Figure contents as structured data:
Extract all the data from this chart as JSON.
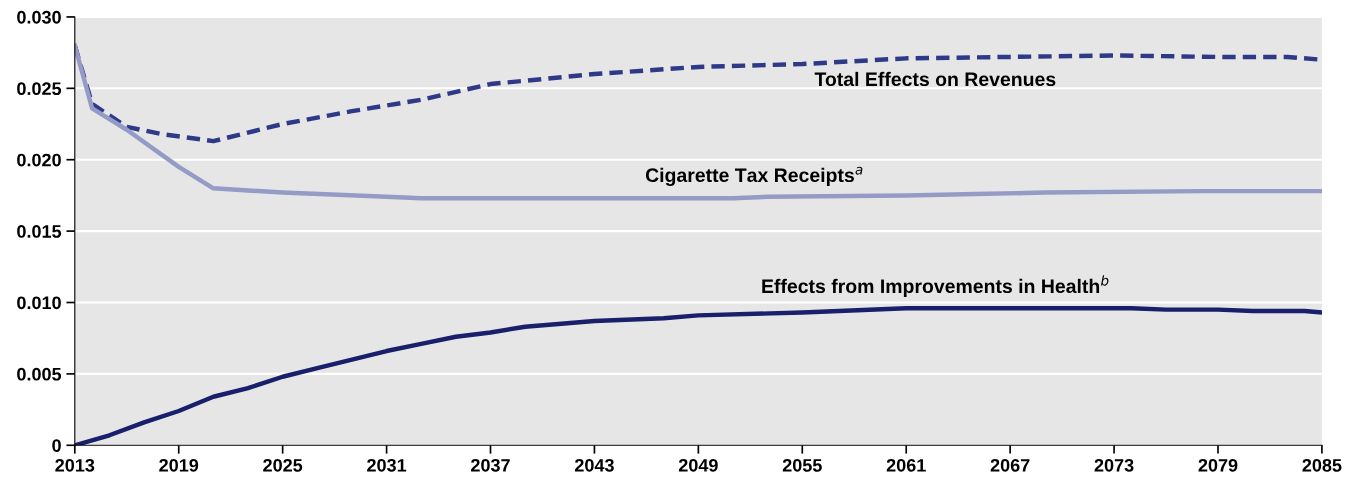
{
  "chart_data": {
    "type": "line",
    "xlim": [
      2013,
      2085
    ],
    "xticks": [
      2013,
      2019,
      2025,
      2031,
      2037,
      2043,
      2049,
      2055,
      2061,
      2067,
      2073,
      2079,
      2085
    ],
    "ylim": [
      0,
      0.03
    ],
    "yticks": [
      0,
      0.005,
      {
        "value": 0.01,
        "label": "0.010"
      },
      0.015,
      {
        "value": 0.02,
        "label": "0.020"
      },
      0.025,
      {
        "value": 0.03,
        "label": "0.030"
      }
    ],
    "grid": "y",
    "legend": false,
    "series": [
      {
        "name": "Total Effects on Revenues",
        "color": "#2e3a87",
        "line_style": "dashed",
        "x": [
          2013,
          2014,
          2016,
          2018,
          2021,
          2025,
          2029,
          2033,
          2037,
          2043,
          2049,
          2055,
          2061,
          2067,
          2073,
          2079,
          2083,
          2085
        ],
        "values": [
          0.028,
          0.0239,
          0.0223,
          0.0218,
          0.0213,
          0.0225,
          0.0234,
          0.0242,
          0.0253,
          0.026,
          0.0265,
          0.0267,
          0.0271,
          0.0272,
          0.0273,
          0.0272,
          0.0272,
          0.027
        ]
      },
      {
        "name": "Cigarette Tax Receipts$^{a}$",
        "color": "#949bc6",
        "line_style": "solid",
        "x": [
          2013,
          2014,
          2016,
          2019,
          2021,
          2025,
          2031,
          2033,
          2051,
          2053,
          2061,
          2065,
          2069,
          2078,
          2085
        ],
        "values": [
          0.028,
          0.0236,
          0.0221,
          0.0195,
          0.018,
          0.0177,
          0.0174,
          0.0173,
          0.0173,
          0.0174,
          0.0175,
          0.0176,
          0.0177,
          0.0178,
          0.0178
        ]
      },
      {
        "name": "Effects from Improvements in Health$^{b}$",
        "color": "#1a1f6b",
        "line_style": "solid",
        "x": [
          2013,
          2015,
          2017,
          2019,
          2021,
          2023,
          2025,
          2027,
          2029,
          2031,
          2033,
          2035,
          2037,
          2039,
          2043,
          2047,
          2049,
          2055,
          2061,
          2074,
          2076,
          2079,
          2081,
          2084,
          2085
        ],
        "values": [
          0,
          0.0007,
          0.0016,
          0.0024,
          0.0034,
          0.004,
          0.0048,
          0.0054,
          0.006,
          0.0066,
          0.0071,
          0.0076,
          0.0079,
          0.0083,
          0.0087,
          0.0089,
          0.0091,
          0.0093,
          0.0096,
          0.0096,
          0.0095,
          0.0095,
          0.0094,
          0.0094,
          0.0093
        ]
      }
    ]
  }
}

What needs to be done:
Show every line that contains the word "from".

Full output:
Extract all the data from this chart as JSON.
        "name": "Effects from Improvements in Health$^{b}$",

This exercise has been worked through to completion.